MATERIAL TO PROCESS:
===============

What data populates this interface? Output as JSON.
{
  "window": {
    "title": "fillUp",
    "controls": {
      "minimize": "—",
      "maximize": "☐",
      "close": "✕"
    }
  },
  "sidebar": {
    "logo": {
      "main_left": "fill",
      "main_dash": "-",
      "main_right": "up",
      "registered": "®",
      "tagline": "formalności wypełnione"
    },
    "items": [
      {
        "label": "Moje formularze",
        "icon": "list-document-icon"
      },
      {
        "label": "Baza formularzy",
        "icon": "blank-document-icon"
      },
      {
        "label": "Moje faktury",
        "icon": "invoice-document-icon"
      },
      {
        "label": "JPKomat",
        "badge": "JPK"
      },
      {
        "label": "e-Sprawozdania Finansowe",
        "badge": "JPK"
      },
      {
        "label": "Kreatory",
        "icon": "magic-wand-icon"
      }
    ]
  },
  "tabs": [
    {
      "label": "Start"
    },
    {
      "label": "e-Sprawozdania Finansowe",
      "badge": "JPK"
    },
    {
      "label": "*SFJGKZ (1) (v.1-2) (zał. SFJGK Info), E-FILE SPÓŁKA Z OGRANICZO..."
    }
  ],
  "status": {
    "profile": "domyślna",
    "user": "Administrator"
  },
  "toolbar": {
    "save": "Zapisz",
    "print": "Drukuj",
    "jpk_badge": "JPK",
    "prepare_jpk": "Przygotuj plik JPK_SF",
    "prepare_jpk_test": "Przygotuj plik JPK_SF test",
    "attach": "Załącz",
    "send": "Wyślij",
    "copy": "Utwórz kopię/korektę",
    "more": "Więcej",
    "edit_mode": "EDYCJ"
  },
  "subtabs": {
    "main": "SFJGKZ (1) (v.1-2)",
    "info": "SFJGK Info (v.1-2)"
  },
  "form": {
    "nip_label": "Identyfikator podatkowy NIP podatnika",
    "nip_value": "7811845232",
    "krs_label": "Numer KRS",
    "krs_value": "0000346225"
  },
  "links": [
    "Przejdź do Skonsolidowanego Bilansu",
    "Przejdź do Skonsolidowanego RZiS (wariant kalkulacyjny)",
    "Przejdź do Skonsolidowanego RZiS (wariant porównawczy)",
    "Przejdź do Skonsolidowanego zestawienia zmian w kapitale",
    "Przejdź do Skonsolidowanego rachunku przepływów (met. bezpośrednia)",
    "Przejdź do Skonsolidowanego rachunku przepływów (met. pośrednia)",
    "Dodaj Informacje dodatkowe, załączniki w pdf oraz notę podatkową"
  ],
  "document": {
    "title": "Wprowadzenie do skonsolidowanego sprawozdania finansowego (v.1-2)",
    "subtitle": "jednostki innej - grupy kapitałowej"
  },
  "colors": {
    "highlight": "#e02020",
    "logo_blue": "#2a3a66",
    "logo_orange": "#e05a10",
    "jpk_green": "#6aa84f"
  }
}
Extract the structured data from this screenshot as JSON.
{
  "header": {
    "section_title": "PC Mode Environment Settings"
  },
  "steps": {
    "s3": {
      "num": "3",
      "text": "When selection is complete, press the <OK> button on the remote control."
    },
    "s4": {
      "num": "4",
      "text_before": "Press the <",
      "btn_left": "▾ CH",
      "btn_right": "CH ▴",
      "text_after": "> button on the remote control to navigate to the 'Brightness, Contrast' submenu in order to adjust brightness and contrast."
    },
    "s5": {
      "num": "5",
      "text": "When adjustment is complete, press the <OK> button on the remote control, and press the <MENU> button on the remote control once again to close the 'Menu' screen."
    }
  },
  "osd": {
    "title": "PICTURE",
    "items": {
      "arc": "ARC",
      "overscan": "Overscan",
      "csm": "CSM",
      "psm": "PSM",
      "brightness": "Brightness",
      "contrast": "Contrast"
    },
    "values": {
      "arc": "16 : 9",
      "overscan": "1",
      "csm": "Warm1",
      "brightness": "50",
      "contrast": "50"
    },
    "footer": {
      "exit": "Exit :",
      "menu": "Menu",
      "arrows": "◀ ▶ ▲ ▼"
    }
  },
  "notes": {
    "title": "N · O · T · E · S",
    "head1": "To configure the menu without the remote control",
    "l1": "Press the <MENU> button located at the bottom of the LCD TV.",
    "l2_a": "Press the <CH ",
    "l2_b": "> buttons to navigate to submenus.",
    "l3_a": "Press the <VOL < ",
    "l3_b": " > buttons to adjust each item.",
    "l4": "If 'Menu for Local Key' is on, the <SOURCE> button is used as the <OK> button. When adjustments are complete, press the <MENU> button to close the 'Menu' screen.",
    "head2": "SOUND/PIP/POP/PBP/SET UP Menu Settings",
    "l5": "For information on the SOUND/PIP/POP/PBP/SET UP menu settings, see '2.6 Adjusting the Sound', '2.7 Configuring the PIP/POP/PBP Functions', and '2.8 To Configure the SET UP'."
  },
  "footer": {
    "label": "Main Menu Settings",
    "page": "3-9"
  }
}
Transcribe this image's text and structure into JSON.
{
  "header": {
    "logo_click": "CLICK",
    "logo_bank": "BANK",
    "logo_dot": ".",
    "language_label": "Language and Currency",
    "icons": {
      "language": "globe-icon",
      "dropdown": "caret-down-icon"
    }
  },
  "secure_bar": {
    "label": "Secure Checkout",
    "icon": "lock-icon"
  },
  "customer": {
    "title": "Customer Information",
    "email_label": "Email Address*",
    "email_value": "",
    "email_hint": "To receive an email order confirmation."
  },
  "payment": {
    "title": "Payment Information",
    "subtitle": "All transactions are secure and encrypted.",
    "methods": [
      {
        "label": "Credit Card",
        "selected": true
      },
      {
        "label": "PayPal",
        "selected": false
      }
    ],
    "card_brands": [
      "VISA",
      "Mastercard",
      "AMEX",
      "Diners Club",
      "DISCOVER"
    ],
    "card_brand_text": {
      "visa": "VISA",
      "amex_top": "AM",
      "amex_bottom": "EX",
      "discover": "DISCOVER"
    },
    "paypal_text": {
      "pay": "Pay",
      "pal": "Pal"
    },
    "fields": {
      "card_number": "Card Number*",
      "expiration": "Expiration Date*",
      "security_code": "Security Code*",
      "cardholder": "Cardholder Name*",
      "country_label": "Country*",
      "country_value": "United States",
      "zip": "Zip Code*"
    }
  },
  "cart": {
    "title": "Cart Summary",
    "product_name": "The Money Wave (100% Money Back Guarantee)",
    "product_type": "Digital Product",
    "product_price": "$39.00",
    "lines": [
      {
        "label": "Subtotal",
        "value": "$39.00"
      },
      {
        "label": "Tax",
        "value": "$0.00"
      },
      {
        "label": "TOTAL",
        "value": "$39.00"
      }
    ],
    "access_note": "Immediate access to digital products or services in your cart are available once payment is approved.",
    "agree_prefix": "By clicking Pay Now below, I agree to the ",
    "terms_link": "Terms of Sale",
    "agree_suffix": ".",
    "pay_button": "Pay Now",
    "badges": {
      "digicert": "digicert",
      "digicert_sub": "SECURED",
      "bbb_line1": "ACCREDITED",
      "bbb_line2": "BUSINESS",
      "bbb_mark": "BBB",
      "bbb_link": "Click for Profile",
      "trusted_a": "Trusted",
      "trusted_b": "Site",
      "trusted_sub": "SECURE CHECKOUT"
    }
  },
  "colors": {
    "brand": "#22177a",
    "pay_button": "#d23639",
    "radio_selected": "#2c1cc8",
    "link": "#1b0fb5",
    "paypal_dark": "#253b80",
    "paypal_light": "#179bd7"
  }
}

===============

EXERCISE INSTRUCTIONS: Emit the records above again, exactly, with no line skipped.

RESPONSE TO THE TASK:
What data populates this interface? Output as JSON.
{
  "window": {
    "title": "fillUp",
    "controls": {
      "minimize": "—",
      "maximize": "☐",
      "close": "✕"
    }
  },
  "sidebar": {
    "logo": {
      "main_left": "fill",
      "main_dash": "-",
      "main_right": "up",
      "registered": "®",
      "tagline": "formalności wypełnione"
    },
    "items": [
      {
        "label": "Moje formularze",
        "icon": "list-document-icon"
      },
      {
        "label": "Baza formularzy",
        "icon": "blank-document-icon"
      },
      {
        "label": "Moje faktury",
        "icon": "invoice-document-icon"
      },
      {
        "label": "JPKomat",
        "badge": "JPK"
      },
      {
        "label": "e-Sprawozdania Finansowe",
        "badge": "JPK"
      },
      {
        "label": "Kreatory",
        "icon": "magic-wand-icon"
      }
    ]
  },
  "tabs": [
    {
      "label": "Start"
    },
    {
      "label": "e-Sprawozdania Finansowe",
      "badge": "JPK"
    },
    {
      "label": "*SFJGKZ (1) (v.1-2) (zał. SFJGK Info), E-FILE SPÓŁKA Z OGRANICZO..."
    }
  ],
  "status": {
    "profile": "domyślna",
    "user": "Administrator"
  },
  "toolbar": {
    "save": "Zapisz",
    "print": "Drukuj",
    "jpk_badge": "JPK",
    "prepare_jpk": "Przygotuj plik JPK_SF",
    "prepare_jpk_test": "Przygotuj plik JPK_SF test",
    "attach": "Załącz",
    "send": "Wyślij",
    "copy": "Utwórz kopię/korektę",
    "more": "Więcej",
    "edit_mode": "EDYCJ"
  },
  "subtabs": {
    "main": "SFJGKZ (1) (v.1-2)",
    "info": "SFJGK Info (v.1-2)"
  },
  "form": {
    "nip_label": "Identyfikator podatkowy NIP podatnika",
    "nip_value": "7811845232",
    "krs_label": "Numer KRS",
    "krs_value": "0000346225"
  },
  "links": [
    "Przejdź do Skonsolidowanego Bilansu",
    "Przejdź do Skonsolidowanego RZiS (wariant kalkulacyjny)",
    "Przejdź do Skonsolidowanego RZiS (wariant porównawczy)",
    "Przejdź do Skonsolidowanego zestawienia zmian w kapitale",
    "Przejdź do Skonsolidowanego rachunku przepływów (met. bezpośrednia)",
    "Przejdź do Skonsolidowanego rachunku przepływów (met. pośrednia)",
    "Dodaj Informacje dodatkowe, załączniki w pdf oraz notę podatkową"
  ],
  "document": {
    "title": "Wprowadzenie do skonsolidowanego sprawozdania finansowego (v.1-2)",
    "subtitle": "jednostki innej - grupy kapitałowej"
  },
  "colors": {
    "highlight": "#e02020",
    "logo_blue": "#2a3a66",
    "logo_orange": "#e05a10",
    "jpk_green": "#6aa84f"
  }
}
Extract the structured data from this screenshot as JSON.
{
  "header": {
    "section_title": "PC Mode Environment Settings"
  },
  "steps": {
    "s3": {
      "num": "3",
      "text": "When selection is complete, press the <OK> button on the remote control."
    },
    "s4": {
      "num": "4",
      "text_before": "Press the <",
      "btn_left": "▾ CH",
      "btn_right": "CH ▴",
      "text_after": "> button on the remote control to navigate to the 'Brightness, Contrast' submenu in order to adjust brightness and contrast."
    },
    "s5": {
      "num": "5",
      "text": "When adjustment is complete, press the <OK> button on the remote control, and press the <MENU> button on the remote control once again to close the 'Menu' screen."
    }
  },
  "osd": {
    "title": "PICTURE",
    "items": {
      "arc": "ARC",
      "overscan": "Overscan",
      "csm": "CSM",
      "psm": "PSM",
      "brightness": "Brightness",
      "contrast": "Contrast"
    },
    "values": {
      "arc": "16 : 9",
      "overscan": "1",
      "csm": "Warm1",
      "brightness": "50",
      "contrast": "50"
    },
    "footer": {
      "exit": "Exit :",
      "menu": "Menu",
      "arrows": "◀ ▶ ▲ ▼"
    }
  },
  "notes": {
    "title": "N · O · T · E · S",
    "head1": "To configure the menu without the remote control",
    "l1": "Press the <MENU> button located at the bottom of the LCD TV.",
    "l2_a": "Press the <CH ",
    "l2_b": "> buttons to navigate to submenus.",
    "l3_a": "Press the <VOL < ",
    "l3_b": " > buttons to adjust each item.",
    "l4": "If 'Menu for Local Key' is on, the <SOURCE> button is used as the <OK> button. When adjustments are complete, press the <MENU> button to close the 'Menu' screen.",
    "head2": "SOUND/PIP/POP/PBP/SET UP Menu Settings",
    "l5": "For information on the SOUND/PIP/POP/PBP/SET UP menu settings, see '2.6 Adjusting the Sound', '2.7 Configuring the PIP/POP/PBP Functions', and '2.8 To Configure the SET UP'."
  },
  "footer": {
    "label": "Main Menu Settings",
    "page": "3-9"
  }
}
Transcribe this image's text and structure into JSON.
{
  "header": {
    "logo_click": "CLICK",
    "logo_bank": "BANK",
    "logo_dot": ".",
    "language_label": "Language and Currency",
    "icons": {
      "language": "globe-icon",
      "dropdown": "caret-down-icon"
    }
  },
  "secure_bar": {
    "label": "Secure Checkout",
    "icon": "lock-icon"
  },
  "customer": {
    "title": "Customer Information",
    "email_label": "Email Address*",
    "email_value": "",
    "email_hint": "To receive an email order confirmation."
  },
  "payment": {
    "title": "Payment Information",
    "subtitle": "All transactions are secure and encrypted.",
    "methods": [
      {
        "label": "Credit Card",
        "selected": true
      },
      {
        "label": "PayPal",
        "selected": false
      }
    ],
    "card_brands": [
      "VISA",
      "Mastercard",
      "AMEX",
      "Diners Club",
      "DISCOVER"
    ],
    "card_brand_text": {
      "visa": "VISA",
      "amex_top": "AM",
      "amex_bottom": "EX",
      "discover": "DISCOVER"
    },
    "paypal_text": {
      "pay": "Pay",
      "pal": "Pal"
    },
    "fields": {
      "card_number": "Card Number*",
      "expiration": "Expiration Date*",
      "security_code": "Security Code*",
      "cardholder": "Cardholder Name*",
      "country_label": "Country*",
      "country_value": "United States",
      "zip": "Zip Code*"
    }
  },
  "cart": {
    "title": "Cart Summary",
    "product_name": "The Money Wave (100% Money Back Guarantee)",
    "product_type": "Digital Product",
    "product_price": "$39.00",
    "lines": [
      {
        "label": "Subtotal",
        "value": "$39.00"
      },
      {
        "label": "Tax",
        "value": "$0.00"
      },
      {
        "label": "TOTAL",
        "value": "$39.00"
      }
    ],
    "access_note": "Immediate access to digital products or services in your cart are available once payment is approved.",
    "agree_prefix": "By clicking Pay Now below, I agree to the ",
    "terms_link": "Terms of Sale",
    "agree_suffix": ".",
    "pay_button": "Pay Now",
    "badges": {
      "digicert": "digicert",
      "digicert_sub": "SECURED",
      "bbb_line1": "ACCREDITED",
      "bbb_line2": "BUSINESS",
      "bbb_mark": "BBB",
      "bbb_link": "Click for Profile",
      "trusted_a": "Trusted",
      "trusted_b": "Site",
      "trusted_sub": "SECURE CHECKOUT"
    }
  },
  "colors": {
    "brand": "#22177a",
    "pay_button": "#d23639",
    "radio_selected": "#2c1cc8",
    "link": "#1b0fb5",
    "paypal_dark": "#253b80",
    "paypal_light": "#179bd7"
  }
}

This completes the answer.